- PROBLEM DESCRIPTION:
Everything in the listing except the pictures should be written out exactly.

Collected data
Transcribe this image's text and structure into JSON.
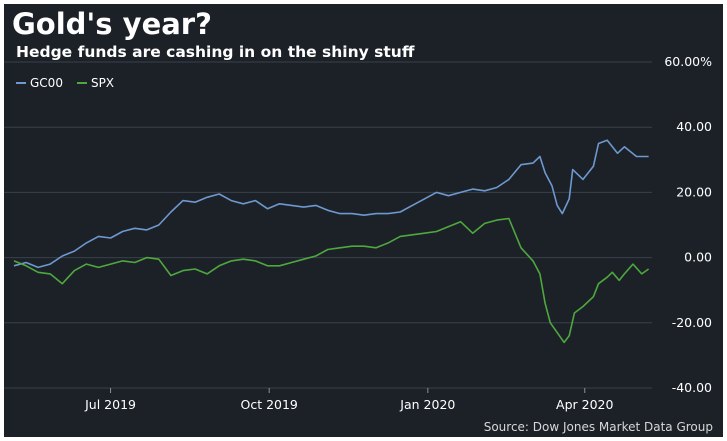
{
  "title": "Gold's year?",
  "subtitle": "Hedge funds are cashing in on the shiny stuff",
  "source": "Source: Dow Jones Market Data Group",
  "colors": {
    "background": "#1c2128",
    "gc00": "#6e98cf",
    "spx": "#4ea83e",
    "grid": "#3a414a",
    "text": "#ffffff"
  },
  "chart_data": {
    "type": "line",
    "title": "Gold's year?",
    "subtitle": "Hedge funds are cashing in on the shiny stuff",
    "xlabel": "",
    "ylabel": "",
    "ylim": [
      -40,
      60
    ],
    "y_ticks": [
      {
        "value": 60,
        "label": "60.00%"
      },
      {
        "value": 40,
        "label": "40.00"
      },
      {
        "value": 20,
        "label": "20.00"
      },
      {
        "value": 0,
        "label": "0.00"
      },
      {
        "value": -20,
        "label": "-20.00"
      },
      {
        "value": -40,
        "label": "-40.00"
      }
    ],
    "x_ticks": [
      {
        "date": "2019-07-01",
        "label": "Jul 2019"
      },
      {
        "date": "2019-10-01",
        "label": "Oct 2019"
      },
      {
        "date": "2020-01-01",
        "label": "Jan 2020"
      },
      {
        "date": "2020-04-01",
        "label": "Apr 2020"
      }
    ],
    "x_range": [
      "2019-05-06",
      "2020-05-10"
    ],
    "grid": true,
    "legend_position": "top-left",
    "series": [
      {
        "name": "GC00",
        "color": "#6e98cf",
        "points": [
          [
            "2019-05-06",
            -2.5
          ],
          [
            "2019-05-13",
            -1.5
          ],
          [
            "2019-05-20",
            -3.0
          ],
          [
            "2019-05-27",
            -2.0
          ],
          [
            "2019-06-03",
            0.5
          ],
          [
            "2019-06-10",
            2.0
          ],
          [
            "2019-06-17",
            4.5
          ],
          [
            "2019-06-24",
            6.5
          ],
          [
            "2019-07-01",
            6.0
          ],
          [
            "2019-07-08",
            8.0
          ],
          [
            "2019-07-15",
            9.0
          ],
          [
            "2019-07-22",
            8.5
          ],
          [
            "2019-07-29",
            10.0
          ],
          [
            "2019-08-05",
            14.0
          ],
          [
            "2019-08-12",
            17.5
          ],
          [
            "2019-08-19",
            17.0
          ],
          [
            "2019-08-26",
            18.5
          ],
          [
            "2019-09-02",
            19.5
          ],
          [
            "2019-09-09",
            17.5
          ],
          [
            "2019-09-16",
            16.5
          ],
          [
            "2019-09-23",
            17.5
          ],
          [
            "2019-09-30",
            15.0
          ],
          [
            "2019-10-07",
            16.5
          ],
          [
            "2019-10-14",
            16.0
          ],
          [
            "2019-10-21",
            15.5
          ],
          [
            "2019-10-28",
            16.0
          ],
          [
            "2019-11-04",
            14.5
          ],
          [
            "2019-11-11",
            13.5
          ],
          [
            "2019-11-18",
            13.5
          ],
          [
            "2019-11-25",
            13.0
          ],
          [
            "2019-12-02",
            13.5
          ],
          [
            "2019-12-09",
            13.5
          ],
          [
            "2019-12-16",
            14.0
          ],
          [
            "2019-12-23",
            16.0
          ],
          [
            "2019-12-30",
            18.0
          ],
          [
            "2020-01-06",
            20.0
          ],
          [
            "2020-01-13",
            19.0
          ],
          [
            "2020-01-20",
            20.0
          ],
          [
            "2020-01-27",
            21.0
          ],
          [
            "2020-02-03",
            20.5
          ],
          [
            "2020-02-10",
            21.5
          ],
          [
            "2020-02-17",
            24.0
          ],
          [
            "2020-02-24",
            28.5
          ],
          [
            "2020-03-02",
            29.0
          ],
          [
            "2020-03-06",
            31.0
          ],
          [
            "2020-03-09",
            26.0
          ],
          [
            "2020-03-13",
            22.0
          ],
          [
            "2020-03-16",
            16.0
          ],
          [
            "2020-03-19",
            13.5
          ],
          [
            "2020-03-23",
            18.0
          ],
          [
            "2020-03-25",
            27.0
          ],
          [
            "2020-03-31",
            24.0
          ],
          [
            "2020-04-06",
            28.0
          ],
          [
            "2020-04-09",
            35.0
          ],
          [
            "2020-04-14",
            36.0
          ],
          [
            "2020-04-20",
            32.0
          ],
          [
            "2020-04-24",
            34.0
          ],
          [
            "2020-05-01",
            31.0
          ],
          [
            "2020-05-08",
            31.0
          ]
        ]
      },
      {
        "name": "SPX",
        "color": "#4ea83e",
        "points": [
          [
            "2019-05-06",
            -1.0
          ],
          [
            "2019-05-13",
            -2.5
          ],
          [
            "2019-05-20",
            -4.5
          ],
          [
            "2019-05-27",
            -5.0
          ],
          [
            "2019-06-03",
            -8.0
          ],
          [
            "2019-06-10",
            -4.0
          ],
          [
            "2019-06-17",
            -2.0
          ],
          [
            "2019-06-24",
            -3.0
          ],
          [
            "2019-07-01",
            -2.0
          ],
          [
            "2019-07-08",
            -1.0
          ],
          [
            "2019-07-15",
            -1.5
          ],
          [
            "2019-07-22",
            0.0
          ],
          [
            "2019-07-29",
            -0.5
          ],
          [
            "2019-08-05",
            -5.5
          ],
          [
            "2019-08-12",
            -4.0
          ],
          [
            "2019-08-19",
            -3.5
          ],
          [
            "2019-08-26",
            -5.0
          ],
          [
            "2019-09-02",
            -2.5
          ],
          [
            "2019-09-09",
            -1.0
          ],
          [
            "2019-09-16",
            -0.5
          ],
          [
            "2019-09-23",
            -1.0
          ],
          [
            "2019-09-30",
            -2.5
          ],
          [
            "2019-10-07",
            -2.5
          ],
          [
            "2019-10-14",
            -1.5
          ],
          [
            "2019-10-21",
            -0.5
          ],
          [
            "2019-10-28",
            0.5
          ],
          [
            "2019-11-04",
            2.5
          ],
          [
            "2019-11-11",
            3.0
          ],
          [
            "2019-11-18",
            3.5
          ],
          [
            "2019-11-25",
            3.5
          ],
          [
            "2019-12-02",
            3.0
          ],
          [
            "2019-12-09",
            4.5
          ],
          [
            "2019-12-16",
            6.5
          ],
          [
            "2019-12-23",
            7.0
          ],
          [
            "2019-12-30",
            7.5
          ],
          [
            "2020-01-06",
            8.0
          ],
          [
            "2020-01-13",
            9.5
          ],
          [
            "2020-01-20",
            11.0
          ],
          [
            "2020-01-27",
            7.5
          ],
          [
            "2020-02-03",
            10.5
          ],
          [
            "2020-02-10",
            11.5
          ],
          [
            "2020-02-17",
            12.0
          ],
          [
            "2020-02-24",
            3.0
          ],
          [
            "2020-03-02",
            -1.0
          ],
          [
            "2020-03-06",
            -5.0
          ],
          [
            "2020-03-09",
            -14.0
          ],
          [
            "2020-03-12",
            -20.0
          ],
          [
            "2020-03-16",
            -23.0
          ],
          [
            "2020-03-20",
            -26.0
          ],
          [
            "2020-03-23",
            -24.0
          ],
          [
            "2020-03-26",
            -17.0
          ],
          [
            "2020-03-31",
            -15.0
          ],
          [
            "2020-04-06",
            -12.0
          ],
          [
            "2020-04-09",
            -8.0
          ],
          [
            "2020-04-14",
            -6.0
          ],
          [
            "2020-04-17",
            -4.5
          ],
          [
            "2020-04-21",
            -7.0
          ],
          [
            "2020-04-24",
            -5.0
          ],
          [
            "2020-04-29",
            -2.0
          ],
          [
            "2020-05-04",
            -5.0
          ],
          [
            "2020-05-08",
            -3.5
          ]
        ]
      }
    ]
  }
}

- RESPONSE:
Transcribe this image's text and structure into JSON.
{
  "title": "Gold's year?",
  "subtitle": "Hedge funds are cashing in on the shiny stuff",
  "source": "Source: Dow Jones Market Data Group",
  "colors": {
    "background": "#1c2128",
    "gc00": "#6e98cf",
    "spx": "#4ea83e",
    "grid": "#3a414a",
    "text": "#ffffff"
  },
  "chart_data": {
    "type": "line",
    "title": "Gold's year?",
    "subtitle": "Hedge funds are cashing in on the shiny stuff",
    "xlabel": "",
    "ylabel": "",
    "ylim": [
      -40,
      60
    ],
    "y_ticks": [
      {
        "value": 60,
        "label": "60.00%"
      },
      {
        "value": 40,
        "label": "40.00"
      },
      {
        "value": 20,
        "label": "20.00"
      },
      {
        "value": 0,
        "label": "0.00"
      },
      {
        "value": -20,
        "label": "-20.00"
      },
      {
        "value": -40,
        "label": "-40.00"
      }
    ],
    "x_ticks": [
      {
        "date": "2019-07-01",
        "label": "Jul 2019"
      },
      {
        "date": "2019-10-01",
        "label": "Oct 2019"
      },
      {
        "date": "2020-01-01",
        "label": "Jan 2020"
      },
      {
        "date": "2020-04-01",
        "label": "Apr 2020"
      }
    ],
    "x_range": [
      "2019-05-06",
      "2020-05-10"
    ],
    "grid": true,
    "legend_position": "top-left",
    "series": [
      {
        "name": "GC00",
        "color": "#6e98cf",
        "points": [
          [
            "2019-05-06",
            -2.5
          ],
          [
            "2019-05-13",
            -1.5
          ],
          [
            "2019-05-20",
            -3.0
          ],
          [
            "2019-05-27",
            -2.0
          ],
          [
            "2019-06-03",
            0.5
          ],
          [
            "2019-06-10",
            2.0
          ],
          [
            "2019-06-17",
            4.5
          ],
          [
            "2019-06-24",
            6.5
          ],
          [
            "2019-07-01",
            6.0
          ],
          [
            "2019-07-08",
            8.0
          ],
          [
            "2019-07-15",
            9.0
          ],
          [
            "2019-07-22",
            8.5
          ],
          [
            "2019-07-29",
            10.0
          ],
          [
            "2019-08-05",
            14.0
          ],
          [
            "2019-08-12",
            17.5
          ],
          [
            "2019-08-19",
            17.0
          ],
          [
            "2019-08-26",
            18.5
          ],
          [
            "2019-09-02",
            19.5
          ],
          [
            "2019-09-09",
            17.5
          ],
          [
            "2019-09-16",
            16.5
          ],
          [
            "2019-09-23",
            17.5
          ],
          [
            "2019-09-30",
            15.0
          ],
          [
            "2019-10-07",
            16.5
          ],
          [
            "2019-10-14",
            16.0
          ],
          [
            "2019-10-21",
            15.5
          ],
          [
            "2019-10-28",
            16.0
          ],
          [
            "2019-11-04",
            14.5
          ],
          [
            "2019-11-11",
            13.5
          ],
          [
            "2019-11-18",
            13.5
          ],
          [
            "2019-11-25",
            13.0
          ],
          [
            "2019-12-02",
            13.5
          ],
          [
            "2019-12-09",
            13.5
          ],
          [
            "2019-12-16",
            14.0
          ],
          [
            "2019-12-23",
            16.0
          ],
          [
            "2019-12-30",
            18.0
          ],
          [
            "2020-01-06",
            20.0
          ],
          [
            "2020-01-13",
            19.0
          ],
          [
            "2020-01-20",
            20.0
          ],
          [
            "2020-01-27",
            21.0
          ],
          [
            "2020-02-03",
            20.5
          ],
          [
            "2020-02-10",
            21.5
          ],
          [
            "2020-02-17",
            24.0
          ],
          [
            "2020-02-24",
            28.5
          ],
          [
            "2020-03-02",
            29.0
          ],
          [
            "2020-03-06",
            31.0
          ],
          [
            "2020-03-09",
            26.0
          ],
          [
            "2020-03-13",
            22.0
          ],
          [
            "2020-03-16",
            16.0
          ],
          [
            "2020-03-19",
            13.5
          ],
          [
            "2020-03-23",
            18.0
          ],
          [
            "2020-03-25",
            27.0
          ],
          [
            "2020-03-31",
            24.0
          ],
          [
            "2020-04-06",
            28.0
          ],
          [
            "2020-04-09",
            35.0
          ],
          [
            "2020-04-14",
            36.0
          ],
          [
            "2020-04-20",
            32.0
          ],
          [
            "2020-04-24",
            34.0
          ],
          [
            "2020-05-01",
            31.0
          ],
          [
            "2020-05-08",
            31.0
          ]
        ]
      },
      {
        "name": "SPX",
        "color": "#4ea83e",
        "points": [
          [
            "2019-05-06",
            -1.0
          ],
          [
            "2019-05-13",
            -2.5
          ],
          [
            "2019-05-20",
            -4.5
          ],
          [
            "2019-05-27",
            -5.0
          ],
          [
            "2019-06-03",
            -8.0
          ],
          [
            "2019-06-10",
            -4.0
          ],
          [
            "2019-06-17",
            -2.0
          ],
          [
            "2019-06-24",
            -3.0
          ],
          [
            "2019-07-01",
            -2.0
          ],
          [
            "2019-07-08",
            -1.0
          ],
          [
            "2019-07-15",
            -1.5
          ],
          [
            "2019-07-22",
            0.0
          ],
          [
            "2019-07-29",
            -0.5
          ],
          [
            "2019-08-05",
            -5.5
          ],
          [
            "2019-08-12",
            -4.0
          ],
          [
            "2019-08-19",
            -3.5
          ],
          [
            "2019-08-26",
            -5.0
          ],
          [
            "2019-09-02",
            -2.5
          ],
          [
            "2019-09-09",
            -1.0
          ],
          [
            "2019-09-16",
            -0.5
          ],
          [
            "2019-09-23",
            -1.0
          ],
          [
            "2019-09-30",
            -2.5
          ],
          [
            "2019-10-07",
            -2.5
          ],
          [
            "2019-10-14",
            -1.5
          ],
          [
            "2019-10-21",
            -0.5
          ],
          [
            "2019-10-28",
            0.5
          ],
          [
            "2019-11-04",
            2.5
          ],
          [
            "2019-11-11",
            3.0
          ],
          [
            "2019-11-18",
            3.5
          ],
          [
            "2019-11-25",
            3.5
          ],
          [
            "2019-12-02",
            3.0
          ],
          [
            "2019-12-09",
            4.5
          ],
          [
            "2019-12-16",
            6.5
          ],
          [
            "2019-12-23",
            7.0
          ],
          [
            "2019-12-30",
            7.5
          ],
          [
            "2020-01-06",
            8.0
          ],
          [
            "2020-01-13",
            9.5
          ],
          [
            "2020-01-20",
            11.0
          ],
          [
            "2020-01-27",
            7.5
          ],
          [
            "2020-02-03",
            10.5
          ],
          [
            "2020-02-10",
            11.5
          ],
          [
            "2020-02-17",
            12.0
          ],
          [
            "2020-02-24",
            3.0
          ],
          [
            "2020-03-02",
            -1.0
          ],
          [
            "2020-03-06",
            -5.0
          ],
          [
            "2020-03-09",
            -14.0
          ],
          [
            "2020-03-12",
            -20.0
          ],
          [
            "2020-03-16",
            -23.0
          ],
          [
            "2020-03-20",
            -26.0
          ],
          [
            "2020-03-23",
            -24.0
          ],
          [
            "2020-03-26",
            -17.0
          ],
          [
            "2020-03-31",
            -15.0
          ],
          [
            "2020-04-06",
            -12.0
          ],
          [
            "2020-04-09",
            -8.0
          ],
          [
            "2020-04-14",
            -6.0
          ],
          [
            "2020-04-17",
            -4.5
          ],
          [
            "2020-04-21",
            -7.0
          ],
          [
            "2020-04-24",
            -5.0
          ],
          [
            "2020-04-29",
            -2.0
          ],
          [
            "2020-05-04",
            -5.0
          ],
          [
            "2020-05-08",
            -3.5
          ]
        ]
      }
    ]
  }
}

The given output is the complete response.